> Set exercise
Write out each record again exactly as it stands.

Items from a figure collection:

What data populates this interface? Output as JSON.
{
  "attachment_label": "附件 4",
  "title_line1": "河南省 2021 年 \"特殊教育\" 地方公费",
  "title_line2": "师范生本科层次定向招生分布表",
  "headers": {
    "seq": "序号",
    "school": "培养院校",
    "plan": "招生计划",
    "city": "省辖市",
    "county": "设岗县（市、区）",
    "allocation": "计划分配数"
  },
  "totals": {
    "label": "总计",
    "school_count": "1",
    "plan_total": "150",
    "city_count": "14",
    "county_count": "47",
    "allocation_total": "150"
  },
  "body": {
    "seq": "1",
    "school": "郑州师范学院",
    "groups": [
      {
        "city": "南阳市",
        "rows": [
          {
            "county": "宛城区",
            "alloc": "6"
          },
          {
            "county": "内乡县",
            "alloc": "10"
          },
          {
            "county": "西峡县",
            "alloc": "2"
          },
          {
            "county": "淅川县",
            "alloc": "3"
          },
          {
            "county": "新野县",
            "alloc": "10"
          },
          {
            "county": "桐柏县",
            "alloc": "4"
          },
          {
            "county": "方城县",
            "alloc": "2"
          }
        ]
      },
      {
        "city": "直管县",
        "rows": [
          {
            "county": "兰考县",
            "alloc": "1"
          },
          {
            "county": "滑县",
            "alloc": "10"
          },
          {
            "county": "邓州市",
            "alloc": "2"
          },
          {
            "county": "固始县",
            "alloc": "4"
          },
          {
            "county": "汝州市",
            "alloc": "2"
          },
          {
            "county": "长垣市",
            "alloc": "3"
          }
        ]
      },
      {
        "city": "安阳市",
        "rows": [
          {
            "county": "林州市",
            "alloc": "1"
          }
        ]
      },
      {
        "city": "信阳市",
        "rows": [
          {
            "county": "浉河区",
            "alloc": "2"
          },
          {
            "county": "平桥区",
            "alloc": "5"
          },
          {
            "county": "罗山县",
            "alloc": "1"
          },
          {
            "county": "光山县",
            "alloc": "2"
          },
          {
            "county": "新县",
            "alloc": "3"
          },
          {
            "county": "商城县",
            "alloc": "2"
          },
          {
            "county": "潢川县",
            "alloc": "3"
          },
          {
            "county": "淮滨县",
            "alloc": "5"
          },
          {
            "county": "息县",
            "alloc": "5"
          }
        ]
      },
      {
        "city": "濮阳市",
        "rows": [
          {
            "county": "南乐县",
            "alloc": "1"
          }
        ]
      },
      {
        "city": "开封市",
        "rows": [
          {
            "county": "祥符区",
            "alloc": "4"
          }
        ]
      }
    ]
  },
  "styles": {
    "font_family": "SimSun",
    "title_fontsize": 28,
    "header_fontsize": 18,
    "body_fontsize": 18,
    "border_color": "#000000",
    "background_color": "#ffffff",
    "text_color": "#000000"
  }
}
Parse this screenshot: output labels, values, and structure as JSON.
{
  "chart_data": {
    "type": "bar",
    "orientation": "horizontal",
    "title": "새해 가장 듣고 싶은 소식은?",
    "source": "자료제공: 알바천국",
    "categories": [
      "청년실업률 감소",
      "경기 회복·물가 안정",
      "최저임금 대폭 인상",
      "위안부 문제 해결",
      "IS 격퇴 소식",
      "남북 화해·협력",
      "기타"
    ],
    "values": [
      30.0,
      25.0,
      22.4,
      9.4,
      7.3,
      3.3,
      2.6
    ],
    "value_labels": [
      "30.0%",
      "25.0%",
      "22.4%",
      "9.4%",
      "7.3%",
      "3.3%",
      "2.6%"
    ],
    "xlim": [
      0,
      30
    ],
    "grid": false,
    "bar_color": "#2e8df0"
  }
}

> The completed task
What data populates this interface? Output as JSON.
{
  "attachment_label": "附件 4",
  "title_line1": "河南省 2021 年 \"特殊教育\" 地方公费",
  "title_line2": "师范生本科层次定向招生分布表",
  "headers": {
    "seq": "序号",
    "school": "培养院校",
    "plan": "招生计划",
    "city": "省辖市",
    "county": "设岗县（市、区）",
    "allocation": "计划分配数"
  },
  "totals": {
    "label": "总计",
    "school_count": "1",
    "plan_total": "150",
    "city_count": "14",
    "county_count": "47",
    "allocation_total": "150"
  },
  "body": {
    "seq": "1",
    "school": "郑州师范学院",
    "groups": [
      {
        "city": "南阳市",
        "rows": [
          {
            "county": "宛城区",
            "alloc": "6"
          },
          {
            "county": "内乡县",
            "alloc": "10"
          },
          {
            "county": "西峡县",
            "alloc": "2"
          },
          {
            "county": "淅川县",
            "alloc": "3"
          },
          {
            "county": "新野县",
            "alloc": "10"
          },
          {
            "county": "桐柏县",
            "alloc": "4"
          },
          {
            "county": "方城县",
            "alloc": "2"
          }
        ]
      },
      {
        "city": "直管县",
        "rows": [
          {
            "county": "兰考县",
            "alloc": "1"
          },
          {
            "county": "滑县",
            "alloc": "10"
          },
          {
            "county": "邓州市",
            "alloc": "2"
          },
          {
            "county": "固始县",
            "alloc": "4"
          },
          {
            "county": "汝州市",
            "alloc": "2"
          },
          {
            "county": "长垣市",
            "alloc": "3"
          }
        ]
      },
      {
        "city": "安阳市",
        "rows": [
          {
            "county": "林州市",
            "alloc": "1"
          }
        ]
      },
      {
        "city": "信阳市",
        "rows": [
          {
            "county": "浉河区",
            "alloc": "2"
          },
          {
            "county": "平桥区",
            "alloc": "5"
          },
          {
            "county": "罗山县",
            "alloc": "1"
          },
          {
            "county": "光山县",
            "alloc": "2"
          },
          {
            "county": "新县",
            "alloc": "3"
          },
          {
            "county": "商城县",
            "alloc": "2"
          },
          {
            "county": "潢川县",
            "alloc": "3"
          },
          {
            "county": "淮滨县",
            "alloc": "5"
          },
          {
            "county": "息县",
            "alloc": "5"
          }
        ]
      },
      {
        "city": "濮阳市",
        "rows": [
          {
            "county": "南乐县",
            "alloc": "1"
          }
        ]
      },
      {
        "city": "开封市",
        "rows": [
          {
            "county": "祥符区",
            "alloc": "4"
          }
        ]
      }
    ]
  },
  "styles": {
    "font_family": "SimSun",
    "title_fontsize": 28,
    "header_fontsize": 18,
    "body_fontsize": 18,
    "border_color": "#000000",
    "background_color": "#ffffff",
    "text_color": "#000000"
  }
}
Parse this screenshot: output labels, values, and structure as JSON.
{
  "chart_data": {
    "type": "bar",
    "orientation": "horizontal",
    "title": "새해 가장 듣고 싶은 소식은?",
    "source": "자료제공: 알바천국",
    "categories": [
      "청년실업률 감소",
      "경기 회복·물가 안정",
      "최저임금 대폭 인상",
      "위안부 문제 해결",
      "IS 격퇴 소식",
      "남북 화해·협력",
      "기타"
    ],
    "values": [
      30.0,
      25.0,
      22.4,
      9.4,
      7.3,
      3.3,
      2.6
    ],
    "value_labels": [
      "30.0%",
      "25.0%",
      "22.4%",
      "9.4%",
      "7.3%",
      "3.3%",
      "2.6%"
    ],
    "xlim": [
      0,
      30
    ],
    "grid": false,
    "bar_color": "#2e8df0"
  }
}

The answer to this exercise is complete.